- PROBLEM REQUIREMENTS -
Write out the complete material exactly as it stands.

* BEGIN MATERIAL TO PROCESS *

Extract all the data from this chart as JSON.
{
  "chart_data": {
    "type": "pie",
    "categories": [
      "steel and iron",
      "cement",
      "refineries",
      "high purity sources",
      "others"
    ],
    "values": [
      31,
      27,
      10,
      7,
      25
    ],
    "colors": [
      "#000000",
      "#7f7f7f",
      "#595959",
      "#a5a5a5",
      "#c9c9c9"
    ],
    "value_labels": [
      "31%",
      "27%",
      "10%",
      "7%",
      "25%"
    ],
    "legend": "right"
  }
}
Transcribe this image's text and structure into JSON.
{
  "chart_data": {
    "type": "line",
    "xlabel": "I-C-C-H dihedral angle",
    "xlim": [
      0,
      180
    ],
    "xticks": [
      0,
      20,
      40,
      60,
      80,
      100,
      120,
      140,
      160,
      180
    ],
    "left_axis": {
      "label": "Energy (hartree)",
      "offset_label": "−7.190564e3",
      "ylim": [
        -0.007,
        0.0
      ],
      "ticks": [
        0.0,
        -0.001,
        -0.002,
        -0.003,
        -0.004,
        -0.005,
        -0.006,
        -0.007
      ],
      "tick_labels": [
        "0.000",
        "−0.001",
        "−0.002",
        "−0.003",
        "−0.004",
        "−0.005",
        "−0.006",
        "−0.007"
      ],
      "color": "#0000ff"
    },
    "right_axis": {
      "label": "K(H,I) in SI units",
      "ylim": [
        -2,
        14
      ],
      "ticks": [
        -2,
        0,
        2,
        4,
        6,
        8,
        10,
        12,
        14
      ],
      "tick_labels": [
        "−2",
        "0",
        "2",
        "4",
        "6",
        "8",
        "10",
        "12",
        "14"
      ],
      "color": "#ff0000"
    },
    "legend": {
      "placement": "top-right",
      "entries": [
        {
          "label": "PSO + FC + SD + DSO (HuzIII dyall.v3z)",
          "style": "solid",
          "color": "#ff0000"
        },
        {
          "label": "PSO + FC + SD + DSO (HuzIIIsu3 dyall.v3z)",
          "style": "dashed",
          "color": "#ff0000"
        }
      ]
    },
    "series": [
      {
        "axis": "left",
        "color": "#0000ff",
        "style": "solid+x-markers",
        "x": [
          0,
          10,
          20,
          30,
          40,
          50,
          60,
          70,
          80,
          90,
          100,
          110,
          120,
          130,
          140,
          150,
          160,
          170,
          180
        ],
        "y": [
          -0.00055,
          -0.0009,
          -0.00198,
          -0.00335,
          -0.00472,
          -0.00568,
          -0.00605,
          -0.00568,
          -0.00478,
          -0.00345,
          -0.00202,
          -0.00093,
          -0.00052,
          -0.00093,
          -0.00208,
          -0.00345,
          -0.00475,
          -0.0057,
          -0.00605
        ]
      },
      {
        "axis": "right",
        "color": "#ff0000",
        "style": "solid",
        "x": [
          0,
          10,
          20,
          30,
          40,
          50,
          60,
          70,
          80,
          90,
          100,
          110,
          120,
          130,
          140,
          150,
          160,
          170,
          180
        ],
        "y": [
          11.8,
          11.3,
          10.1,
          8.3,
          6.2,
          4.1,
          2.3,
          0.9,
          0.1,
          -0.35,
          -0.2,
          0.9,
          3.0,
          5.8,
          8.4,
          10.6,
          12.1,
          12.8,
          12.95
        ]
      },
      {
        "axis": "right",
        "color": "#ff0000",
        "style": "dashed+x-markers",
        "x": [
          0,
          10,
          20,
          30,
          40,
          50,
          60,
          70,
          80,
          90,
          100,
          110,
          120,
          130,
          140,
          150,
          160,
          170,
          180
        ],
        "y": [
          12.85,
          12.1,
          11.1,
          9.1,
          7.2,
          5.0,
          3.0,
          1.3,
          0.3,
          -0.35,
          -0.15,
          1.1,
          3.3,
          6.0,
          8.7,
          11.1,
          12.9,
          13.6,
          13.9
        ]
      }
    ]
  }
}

* END MATERIAL TO PROCESS *

- EXERCISE SOLUTION -
Extract all the data from this chart as JSON.
{
  "chart_data": {
    "type": "pie",
    "categories": [
      "steel and iron",
      "cement",
      "refineries",
      "high purity sources",
      "others"
    ],
    "values": [
      31,
      27,
      10,
      7,
      25
    ],
    "colors": [
      "#000000",
      "#7f7f7f",
      "#595959",
      "#a5a5a5",
      "#c9c9c9"
    ],
    "value_labels": [
      "31%",
      "27%",
      "10%",
      "7%",
      "25%"
    ],
    "legend": "right"
  }
}
Transcribe this image's text and structure into JSON.
{
  "chart_data": {
    "type": "line",
    "xlabel": "I-C-C-H dihedral angle",
    "xlim": [
      0,
      180
    ],
    "xticks": [
      0,
      20,
      40,
      60,
      80,
      100,
      120,
      140,
      160,
      180
    ],
    "left_axis": {
      "label": "Energy (hartree)",
      "offset_label": "−7.190564e3",
      "ylim": [
        -0.007,
        0.0
      ],
      "ticks": [
        0.0,
        -0.001,
        -0.002,
        -0.003,
        -0.004,
        -0.005,
        -0.006,
        -0.007
      ],
      "tick_labels": [
        "0.000",
        "−0.001",
        "−0.002",
        "−0.003",
        "−0.004",
        "−0.005",
        "−0.006",
        "−0.007"
      ],
      "color": "#0000ff"
    },
    "right_axis": {
      "label": "K(H,I) in SI units",
      "ylim": [
        -2,
        14
      ],
      "ticks": [
        -2,
        0,
        2,
        4,
        6,
        8,
        10,
        12,
        14
      ],
      "tick_labels": [
        "−2",
        "0",
        "2",
        "4",
        "6",
        "8",
        "10",
        "12",
        "14"
      ],
      "color": "#ff0000"
    },
    "legend": {
      "placement": "top-right",
      "entries": [
        {
          "label": "PSO + FC + SD + DSO (HuzIII dyall.v3z)",
          "style": "solid",
          "color": "#ff0000"
        },
        {
          "label": "PSO + FC + SD + DSO (HuzIIIsu3 dyall.v3z)",
          "style": "dashed",
          "color": "#ff0000"
        }
      ]
    },
    "series": [
      {
        "axis": "left",
        "color": "#0000ff",
        "style": "solid+x-markers",
        "x": [
          0,
          10,
          20,
          30,
          40,
          50,
          60,
          70,
          80,
          90,
          100,
          110,
          120,
          130,
          140,
          150,
          160,
          170,
          180
        ],
        "y": [
          -0.00055,
          -0.0009,
          -0.00198,
          -0.00335,
          -0.00472,
          -0.00568,
          -0.00605,
          -0.00568,
          -0.00478,
          -0.00345,
          -0.00202,
          -0.00093,
          -0.00052,
          -0.00093,
          -0.00208,
          -0.00345,
          -0.00475,
          -0.0057,
          -0.00605
        ]
      },
      {
        "axis": "right",
        "color": "#ff0000",
        "style": "solid",
        "x": [
          0,
          10,
          20,
          30,
          40,
          50,
          60,
          70,
          80,
          90,
          100,
          110,
          120,
          130,
          140,
          150,
          160,
          170,
          180
        ],
        "y": [
          11.8,
          11.3,
          10.1,
          8.3,
          6.2,
          4.1,
          2.3,
          0.9,
          0.1,
          -0.35,
          -0.2,
          0.9,
          3.0,
          5.8,
          8.4,
          10.6,
          12.1,
          12.8,
          12.95
        ]
      },
      {
        "axis": "right",
        "color": "#ff0000",
        "style": "dashed+x-markers",
        "x": [
          0,
          10,
          20,
          30,
          40,
          50,
          60,
          70,
          80,
          90,
          100,
          110,
          120,
          130,
          140,
          150,
          160,
          170,
          180
        ],
        "y": [
          12.85,
          12.1,
          11.1,
          9.1,
          7.2,
          5.0,
          3.0,
          1.3,
          0.3,
          -0.35,
          -0.15,
          1.1,
          3.3,
          6.0,
          8.7,
          11.1,
          12.9,
          13.6,
          13.9
        ]
      }
    ]
  }
}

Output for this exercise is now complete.